### Challenge
Reproduce precisely the lines of the material below from the line containing "Output the text content of this document." up to and including its last line. Pictures must not be copied.

### Listed entries
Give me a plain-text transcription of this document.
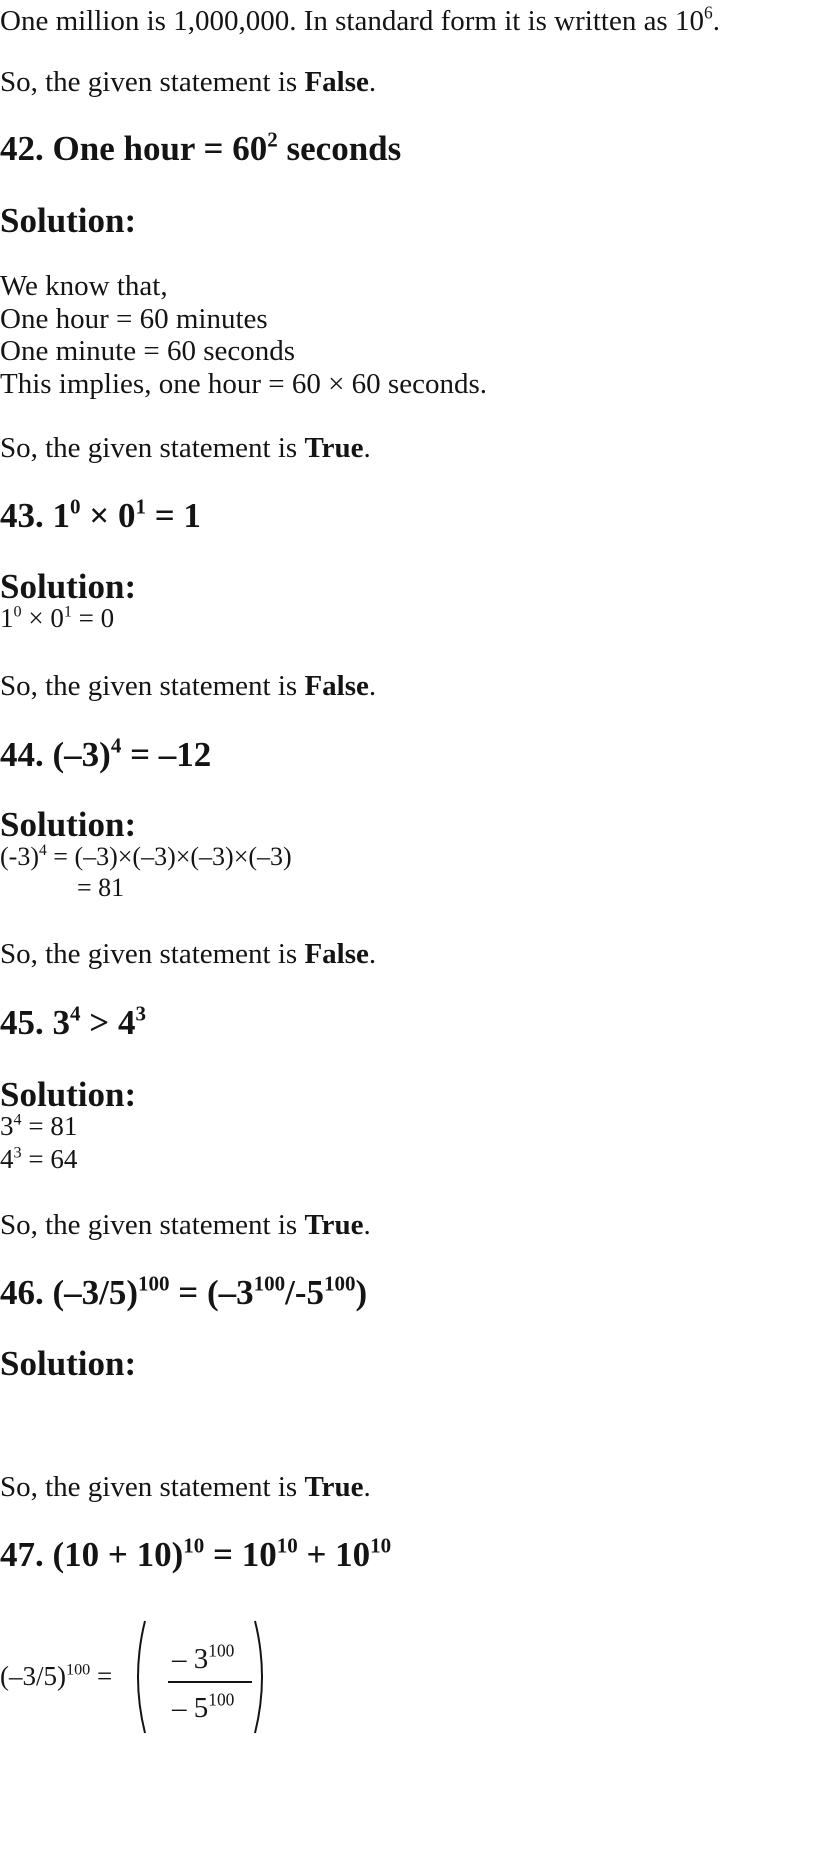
One million is 1,000,000. In standard form it is written as $10^6$.
So, the given statement is False.
42. One hour = $60^2$ seconds
Solution:
We know that,
One hour = 60 minutes
One minute = 60 seconds
This implies, one hour = 60 × 60 seconds.
So, the given statement is True.
43. $1^0 \times 0^1 = 1$
Solution:
$1^0 \times 0^1 = 0$
So, the given statement is False.
44. $(-3)^4 = -12$
Solution:
$(-3)^4 = (-3)\times(-3)\times(-3)\times(-3)$
= 81
So, the given statement is False.
45. $3^4 > 4^3$
Solution:
$3^4 = 81$
$4^3 = 64$
So, the given statement is True.
46. $(-3/5)^{100} = (-3^{100}/-5^{100})$
Solution:
$(-3/5)^{100}$ =
– $3^{100}$
– $5^{100}$
So, the given statement is True.
47. $(10 + 10)^{10} = 10^{10} + 10^{10}$
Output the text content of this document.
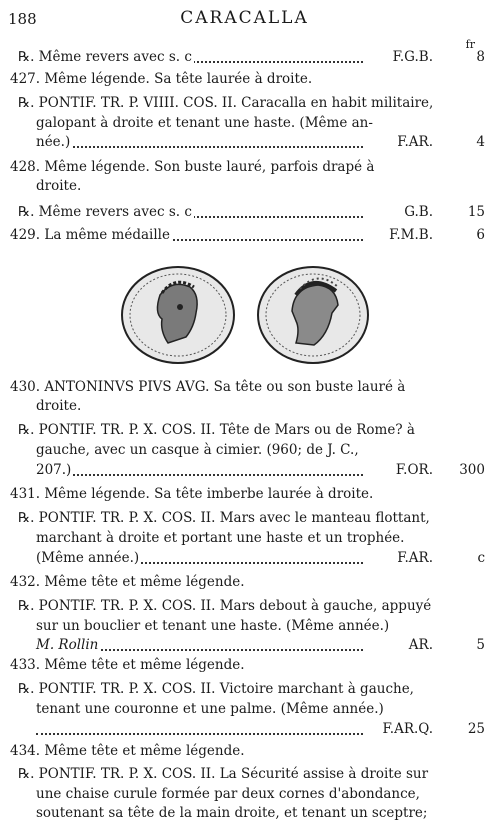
188	CARACALLA
fr
℞. Même revers avec s. c	F.G.B.	8
427. Même légende. Sa tête laurée à droite.
℞. PONTIF. TR. P. VIIII. COS. II. Caracalla en habit militaire,
galopant à droite et tenant une haste. (Même an-
née.)	F.AR.	4
428. Même légende. Son buste lauré, parfois drapé à
droite.
℞. Même revers avec s. c	G.B.	15
429. La même médaille	F.M.B.	6
430. ANTONINVS PIVS AVG. Sa tête ou son buste lauré à
droite.
℞. PONTIF. TR. P. X. COS. II. Tête de Mars ou de Rome? à
gauche, avec un casque à cimier. (960; de J. C.,
207.)	F.OR.	300
431. Même légende. Sa tête imberbe laurée à droite.
℞. PONTIF. TR. P. X. COS. II. Mars avec le manteau flottant,
marchant à droite et portant une haste et un trophée.
(Même année.)	F.AR.	c
432. Même tête et même légende.
℞. PONTIF. TR. P. X. COS. II. Mars debout à gauche, appuyé
sur un bouclier et tenant une haste. (Même année.)
M. Rollin	AR.	5
433. Même tête et même légende.
℞. PONTIF. TR. P. X. COS. II. Victoire marchant à gauche,
tenant une couronne et une palme. (Même année.)
F.AR.Q.	25
434. Même tête et même légende.
℞. PONTIF. TR. P. X. COS. II. La Sécurité assise à droite sur
une chaise curule formée par deux cornes d'abondance,
soutenant sa tête de la main droite, et tenant un sceptre;
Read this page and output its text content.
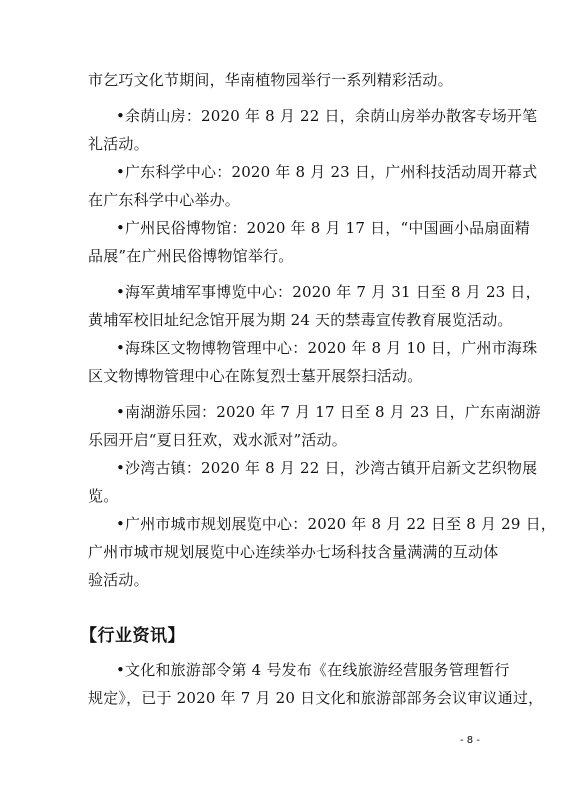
市乞巧文化节期间，华南植物园举行一系列精彩活动。
•余荫山房：2020 年 8 月 22 日，余荫山房举办散客专场开笔
礼活动。
•广东科学中心：2020 年 8 月 23 日，广州科技活动周开幕式
在广东科学中心举办。
•广州民俗博物馆：2020 年 8 月 17 日，“中国画小品扇面精
品展”在广州民俗博物馆举行。
•海军黄埔军事博览中心：2020 年 7 月 31 日至 8 月 23 日，
黄埔军校旧址纪念馆开展为期 24 天的禁毒宣传教育展览活动。
•海珠区文物博物管理中心：2020 年 8 月 10 日，广州市海珠
区文物博物管理中心在陈复烈士墓开展祭扫活动。
•南湖游乐园：2020 年 7 月 17 日至 8 月 23 日，广东南湖游
乐园开启“夏日狂欢，戏水派对”活动。
•沙湾古镇：2020 年 8 月 22 日，沙湾古镇开启新文艺织物展
览。
•广州市城市规划展览中心：2020 年 8 月 22 日至 8 月 29 日，
广州市城市规划展览中心连续举办七场科技含量满满的互动体
验活动。
【行业资讯】
•文化和旅游部令第 4 号发布《在线旅游经营服务管理暂行
规定》，已于 2020 年 7 月 20 日文化和旅游部部务会议审议通过，
- 8 -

### Response below
Output the text content of this document.
188	CARACALLA
fr
℞. Même revers avec s. c	F.G.B.	8
427. Même légende. Sa tête laurée à droite.
℞. PONTIF. TR. P. VIIII. COS. II. Caracalla en habit militaire,
galopant à droite et tenant une haste. (Même an-
née.)	F.AR.	4
428. Même légende. Son buste lauré, parfois drapé à
droite.
℞. Même revers avec s. c	G.B.	15
429. La même médaille	F.M.B.	6
430. ANTONINVS PIVS AVG. Sa tête ou son buste lauré à
droite.
℞. PONTIF. TR. P. X. COS. II. Tête de Mars ou de Rome? à
gauche, avec un casque à cimier. (960; de J. C.,
207.)	F.OR.	300
431. Même légende. Sa tête imberbe laurée à droite.
℞. PONTIF. TR. P. X. COS. II. Mars avec le manteau flottant,
marchant à droite et portant une haste et un trophée.
(Même année.)	F.AR.	c
432. Même tête et même légende.
℞. PONTIF. TR. P. X. COS. II. Mars debout à gauche, appuyé
sur un bouclier et tenant une haste. (Même année.)
M. Rollin	AR.	5
433. Même tête et même légende.
℞. PONTIF. TR. P. X. COS. II. Victoire marchant à gauche,
tenant une couronne et une palme. (Même année.)
F.AR.Q.	25
434. Même tête et même légende.
℞. PONTIF. TR. P. X. COS. II. La Sécurité assise à droite sur
une chaise curule formée par deux cornes d'abondance,
soutenant sa tête de la main droite, et tenant un sceptre;
Read this page and output its text content.
市乞巧文化节期间，华南植物园举行一系列精彩活动。
•余荫山房：2020 年 8 月 22 日，余荫山房举办散客专场开笔
礼活动。
•广东科学中心：2020 年 8 月 23 日，广州科技活动周开幕式
在广东科学中心举办。
•广州民俗博物馆：2020 年 8 月 17 日，“中国画小品扇面精
品展”在广州民俗博物馆举行。
•海军黄埔军事博览中心：2020 年 7 月 31 日至 8 月 23 日，
黄埔军校旧址纪念馆开展为期 24 天的禁毒宣传教育展览活动。
•海珠区文物博物管理中心：2020 年 8 月 10 日，广州市海珠
区文物博物管理中心在陈复烈士墓开展祭扫活动。
•南湖游乐园：2020 年 7 月 17 日至 8 月 23 日，广东南湖游
乐园开启“夏日狂欢，戏水派对”活动。
•沙湾古镇：2020 年 8 月 22 日，沙湾古镇开启新文艺织物展
览。
•广州市城市规划展览中心：2020 年 8 月 22 日至 8 月 29 日，
广州市城市规划展览中心连续举办七场科技含量满满的互动体
验活动。
【行业资讯】
•文化和旅游部令第 4 号发布《在线旅游经营服务管理暂行
规定》，已于 2020 年 7 月 20 日文化和旅游部部务会议审议通过，
- 8 -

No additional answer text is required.